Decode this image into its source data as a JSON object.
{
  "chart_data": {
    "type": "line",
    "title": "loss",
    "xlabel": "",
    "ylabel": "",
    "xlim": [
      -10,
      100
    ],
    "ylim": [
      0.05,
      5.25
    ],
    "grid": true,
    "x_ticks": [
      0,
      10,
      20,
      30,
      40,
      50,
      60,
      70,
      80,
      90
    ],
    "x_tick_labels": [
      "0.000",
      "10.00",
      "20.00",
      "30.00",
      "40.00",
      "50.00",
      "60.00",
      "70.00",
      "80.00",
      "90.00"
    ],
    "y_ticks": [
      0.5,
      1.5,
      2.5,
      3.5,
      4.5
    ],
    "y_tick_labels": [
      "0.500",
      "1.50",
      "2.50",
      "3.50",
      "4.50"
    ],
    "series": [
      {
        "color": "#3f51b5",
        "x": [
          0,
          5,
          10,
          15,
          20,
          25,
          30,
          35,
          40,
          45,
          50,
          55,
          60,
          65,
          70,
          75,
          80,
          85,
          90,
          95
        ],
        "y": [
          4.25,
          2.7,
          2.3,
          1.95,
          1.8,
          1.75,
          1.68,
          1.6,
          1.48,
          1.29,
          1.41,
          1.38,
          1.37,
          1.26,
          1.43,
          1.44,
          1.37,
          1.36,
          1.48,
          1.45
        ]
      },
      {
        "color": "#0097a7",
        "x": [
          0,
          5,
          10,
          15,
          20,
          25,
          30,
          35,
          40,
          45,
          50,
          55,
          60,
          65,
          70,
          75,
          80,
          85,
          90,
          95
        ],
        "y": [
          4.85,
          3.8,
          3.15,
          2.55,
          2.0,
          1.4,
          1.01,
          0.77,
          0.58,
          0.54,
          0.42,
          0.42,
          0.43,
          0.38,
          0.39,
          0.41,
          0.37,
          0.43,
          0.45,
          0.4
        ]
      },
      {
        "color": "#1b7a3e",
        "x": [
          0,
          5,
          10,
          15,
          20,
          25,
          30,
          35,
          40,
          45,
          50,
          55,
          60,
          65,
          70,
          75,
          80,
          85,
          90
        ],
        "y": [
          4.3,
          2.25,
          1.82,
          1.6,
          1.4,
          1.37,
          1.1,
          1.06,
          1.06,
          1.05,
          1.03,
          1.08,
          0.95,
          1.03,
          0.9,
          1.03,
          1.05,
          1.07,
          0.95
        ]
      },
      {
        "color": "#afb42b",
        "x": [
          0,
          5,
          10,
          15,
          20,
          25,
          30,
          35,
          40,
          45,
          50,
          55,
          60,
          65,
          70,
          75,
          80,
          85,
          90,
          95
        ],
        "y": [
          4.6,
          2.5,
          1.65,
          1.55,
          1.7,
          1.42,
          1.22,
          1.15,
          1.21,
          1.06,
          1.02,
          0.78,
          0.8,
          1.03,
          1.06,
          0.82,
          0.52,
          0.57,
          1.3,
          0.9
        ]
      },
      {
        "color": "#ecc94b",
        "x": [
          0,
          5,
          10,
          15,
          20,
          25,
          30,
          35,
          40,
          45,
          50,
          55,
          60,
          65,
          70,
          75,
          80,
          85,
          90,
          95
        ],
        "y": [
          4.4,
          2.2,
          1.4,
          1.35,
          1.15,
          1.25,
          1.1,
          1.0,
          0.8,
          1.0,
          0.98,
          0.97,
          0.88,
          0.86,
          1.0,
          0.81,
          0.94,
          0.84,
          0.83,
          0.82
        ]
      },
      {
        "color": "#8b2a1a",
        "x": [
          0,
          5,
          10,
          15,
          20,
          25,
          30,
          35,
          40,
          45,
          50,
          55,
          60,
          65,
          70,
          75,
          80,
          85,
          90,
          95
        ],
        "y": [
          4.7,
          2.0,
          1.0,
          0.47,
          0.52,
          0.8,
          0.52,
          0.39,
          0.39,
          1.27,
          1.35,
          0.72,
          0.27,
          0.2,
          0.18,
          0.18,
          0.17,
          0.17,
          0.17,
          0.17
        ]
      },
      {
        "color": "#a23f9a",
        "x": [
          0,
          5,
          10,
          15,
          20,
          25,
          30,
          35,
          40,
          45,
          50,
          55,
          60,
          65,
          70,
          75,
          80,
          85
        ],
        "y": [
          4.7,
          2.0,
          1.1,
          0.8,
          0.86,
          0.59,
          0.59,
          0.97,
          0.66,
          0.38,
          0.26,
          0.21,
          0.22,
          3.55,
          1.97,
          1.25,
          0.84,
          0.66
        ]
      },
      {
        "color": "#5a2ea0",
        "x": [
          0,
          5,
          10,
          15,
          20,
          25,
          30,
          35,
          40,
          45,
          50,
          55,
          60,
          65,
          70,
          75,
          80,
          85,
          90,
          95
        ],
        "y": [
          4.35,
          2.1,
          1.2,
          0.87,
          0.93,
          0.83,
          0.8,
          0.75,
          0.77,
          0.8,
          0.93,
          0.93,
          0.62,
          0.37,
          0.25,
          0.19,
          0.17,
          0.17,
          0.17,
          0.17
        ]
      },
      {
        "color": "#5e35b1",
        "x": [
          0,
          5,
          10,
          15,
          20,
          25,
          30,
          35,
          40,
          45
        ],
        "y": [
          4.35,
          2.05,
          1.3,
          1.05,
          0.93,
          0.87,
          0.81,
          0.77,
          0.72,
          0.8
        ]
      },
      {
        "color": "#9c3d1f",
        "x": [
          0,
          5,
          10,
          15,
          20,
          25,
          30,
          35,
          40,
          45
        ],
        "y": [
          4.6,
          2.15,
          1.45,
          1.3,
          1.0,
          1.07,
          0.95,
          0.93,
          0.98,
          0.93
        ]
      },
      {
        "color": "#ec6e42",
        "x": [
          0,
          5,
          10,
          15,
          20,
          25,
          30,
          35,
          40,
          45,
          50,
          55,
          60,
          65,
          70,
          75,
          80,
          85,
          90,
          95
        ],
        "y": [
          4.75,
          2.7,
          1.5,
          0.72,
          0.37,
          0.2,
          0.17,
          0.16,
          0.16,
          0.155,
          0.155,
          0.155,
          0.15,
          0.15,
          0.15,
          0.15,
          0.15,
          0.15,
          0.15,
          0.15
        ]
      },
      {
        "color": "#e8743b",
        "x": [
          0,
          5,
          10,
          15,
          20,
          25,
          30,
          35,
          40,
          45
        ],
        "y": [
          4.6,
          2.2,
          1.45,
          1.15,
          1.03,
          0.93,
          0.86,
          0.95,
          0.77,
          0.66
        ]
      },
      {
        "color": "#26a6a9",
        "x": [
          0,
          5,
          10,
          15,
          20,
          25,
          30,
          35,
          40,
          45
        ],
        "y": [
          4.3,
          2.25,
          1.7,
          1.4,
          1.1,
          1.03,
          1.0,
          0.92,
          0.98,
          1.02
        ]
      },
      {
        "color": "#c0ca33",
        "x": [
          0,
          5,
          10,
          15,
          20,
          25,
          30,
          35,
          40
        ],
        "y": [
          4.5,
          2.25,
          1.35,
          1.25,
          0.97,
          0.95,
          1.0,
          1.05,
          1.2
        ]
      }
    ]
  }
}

********************

## WHAT IS BEING ASKED
Write out the records shown above, exactly as they appear.

## COMPLETE OUTPUT
Decode this image into its source data as a JSON object.
{
  "chart_data": {
    "type": "line",
    "title": "loss",
    "xlabel": "",
    "ylabel": "",
    "xlim": [
      -10,
      100
    ],
    "ylim": [
      0.05,
      5.25
    ],
    "grid": true,
    "x_ticks": [
      0,
      10,
      20,
      30,
      40,
      50,
      60,
      70,
      80,
      90
    ],
    "x_tick_labels": [
      "0.000",
      "10.00",
      "20.00",
      "30.00",
      "40.00",
      "50.00",
      "60.00",
      "70.00",
      "80.00",
      "90.00"
    ],
    "y_ticks": [
      0.5,
      1.5,
      2.5,
      3.5,
      4.5
    ],
    "y_tick_labels": [
      "0.500",
      "1.50",
      "2.50",
      "3.50",
      "4.50"
    ],
    "series": [
      {
        "color": "#3f51b5",
        "x": [
          0,
          5,
          10,
          15,
          20,
          25,
          30,
          35,
          40,
          45,
          50,
          55,
          60,
          65,
          70,
          75,
          80,
          85,
          90,
          95
        ],
        "y": [
          4.25,
          2.7,
          2.3,
          1.95,
          1.8,
          1.75,
          1.68,
          1.6,
          1.48,
          1.29,
          1.41,
          1.38,
          1.37,
          1.26,
          1.43,
          1.44,
          1.37,
          1.36,
          1.48,
          1.45
        ]
      },
      {
        "color": "#0097a7",
        "x": [
          0,
          5,
          10,
          15,
          20,
          25,
          30,
          35,
          40,
          45,
          50,
          55,
          60,
          65,
          70,
          75,
          80,
          85,
          90,
          95
        ],
        "y": [
          4.85,
          3.8,
          3.15,
          2.55,
          2.0,
          1.4,
          1.01,
          0.77,
          0.58,
          0.54,
          0.42,
          0.42,
          0.43,
          0.38,
          0.39,
          0.41,
          0.37,
          0.43,
          0.45,
          0.4
        ]
      },
      {
        "color": "#1b7a3e",
        "x": [
          0,
          5,
          10,
          15,
          20,
          25,
          30,
          35,
          40,
          45,
          50,
          55,
          60,
          65,
          70,
          75,
          80,
          85,
          90
        ],
        "y": [
          4.3,
          2.25,
          1.82,
          1.6,
          1.4,
          1.37,
          1.1,
          1.06,
          1.06,
          1.05,
          1.03,
          1.08,
          0.95,
          1.03,
          0.9,
          1.03,
          1.05,
          1.07,
          0.95
        ]
      },
      {
        "color": "#afb42b",
        "x": [
          0,
          5,
          10,
          15,
          20,
          25,
          30,
          35,
          40,
          45,
          50,
          55,
          60,
          65,
          70,
          75,
          80,
          85,
          90,
          95
        ],
        "y": [
          4.6,
          2.5,
          1.65,
          1.55,
          1.7,
          1.42,
          1.22,
          1.15,
          1.21,
          1.06,
          1.02,
          0.78,
          0.8,
          1.03,
          1.06,
          0.82,
          0.52,
          0.57,
          1.3,
          0.9
        ]
      },
      {
        "color": "#ecc94b",
        "x": [
          0,
          5,
          10,
          15,
          20,
          25,
          30,
          35,
          40,
          45,
          50,
          55,
          60,
          65,
          70,
          75,
          80,
          85,
          90,
          95
        ],
        "y": [
          4.4,
          2.2,
          1.4,
          1.35,
          1.15,
          1.25,
          1.1,
          1.0,
          0.8,
          1.0,
          0.98,
          0.97,
          0.88,
          0.86,
          1.0,
          0.81,
          0.94,
          0.84,
          0.83,
          0.82
        ]
      },
      {
        "color": "#8b2a1a",
        "x": [
          0,
          5,
          10,
          15,
          20,
          25,
          30,
          35,
          40,
          45,
          50,
          55,
          60,
          65,
          70,
          75,
          80,
          85,
          90,
          95
        ],
        "y": [
          4.7,
          2.0,
          1.0,
          0.47,
          0.52,
          0.8,
          0.52,
          0.39,
          0.39,
          1.27,
          1.35,
          0.72,
          0.27,
          0.2,
          0.18,
          0.18,
          0.17,
          0.17,
          0.17,
          0.17
        ]
      },
      {
        "color": "#a23f9a",
        "x": [
          0,
          5,
          10,
          15,
          20,
          25,
          30,
          35,
          40,
          45,
          50,
          55,
          60,
          65,
          70,
          75,
          80,
          85
        ],
        "y": [
          4.7,
          2.0,
          1.1,
          0.8,
          0.86,
          0.59,
          0.59,
          0.97,
          0.66,
          0.38,
          0.26,
          0.21,
          0.22,
          3.55,
          1.97,
          1.25,
          0.84,
          0.66
        ]
      },
      {
        "color": "#5a2ea0",
        "x": [
          0,
          5,
          10,
          15,
          20,
          25,
          30,
          35,
          40,
          45,
          50,
          55,
          60,
          65,
          70,
          75,
          80,
          85,
          90,
          95
        ],
        "y": [
          4.35,
          2.1,
          1.2,
          0.87,
          0.93,
          0.83,
          0.8,
          0.75,
          0.77,
          0.8,
          0.93,
          0.93,
          0.62,
          0.37,
          0.25,
          0.19,
          0.17,
          0.17,
          0.17,
          0.17
        ]
      },
      {
        "color": "#5e35b1",
        "x": [
          0,
          5,
          10,
          15,
          20,
          25,
          30,
          35,
          40,
          45
        ],
        "y": [
          4.35,
          2.05,
          1.3,
          1.05,
          0.93,
          0.87,
          0.81,
          0.77,
          0.72,
          0.8
        ]
      },
      {
        "color": "#9c3d1f",
        "x": [
          0,
          5,
          10,
          15,
          20,
          25,
          30,
          35,
          40,
          45
        ],
        "y": [
          4.6,
          2.15,
          1.45,
          1.3,
          1.0,
          1.07,
          0.95,
          0.93,
          0.98,
          0.93
        ]
      },
      {
        "color": "#ec6e42",
        "x": [
          0,
          5,
          10,
          15,
          20,
          25,
          30,
          35,
          40,
          45,
          50,
          55,
          60,
          65,
          70,
          75,
          80,
          85,
          90,
          95
        ],
        "y": [
          4.75,
          2.7,
          1.5,
          0.72,
          0.37,
          0.2,
          0.17,
          0.16,
          0.16,
          0.155,
          0.155,
          0.155,
          0.15,
          0.15,
          0.15,
          0.15,
          0.15,
          0.15,
          0.15,
          0.15
        ]
      },
      {
        "color": "#e8743b",
        "x": [
          0,
          5,
          10,
          15,
          20,
          25,
          30,
          35,
          40,
          45
        ],
        "y": [
          4.6,
          2.2,
          1.45,
          1.15,
          1.03,
          0.93,
          0.86,
          0.95,
          0.77,
          0.66
        ]
      },
      {
        "color": "#26a6a9",
        "x": [
          0,
          5,
          10,
          15,
          20,
          25,
          30,
          35,
          40,
          45
        ],
        "y": [
          4.3,
          2.25,
          1.7,
          1.4,
          1.1,
          1.03,
          1.0,
          0.92,
          0.98,
          1.02
        ]
      },
      {
        "color": "#c0ca33",
        "x": [
          0,
          5,
          10,
          15,
          20,
          25,
          30,
          35,
          40
        ],
        "y": [
          4.5,
          2.25,
          1.35,
          1.25,
          0.97,
          0.95,
          1.0,
          1.05,
          1.2
        ]
      }
    ]
  }
}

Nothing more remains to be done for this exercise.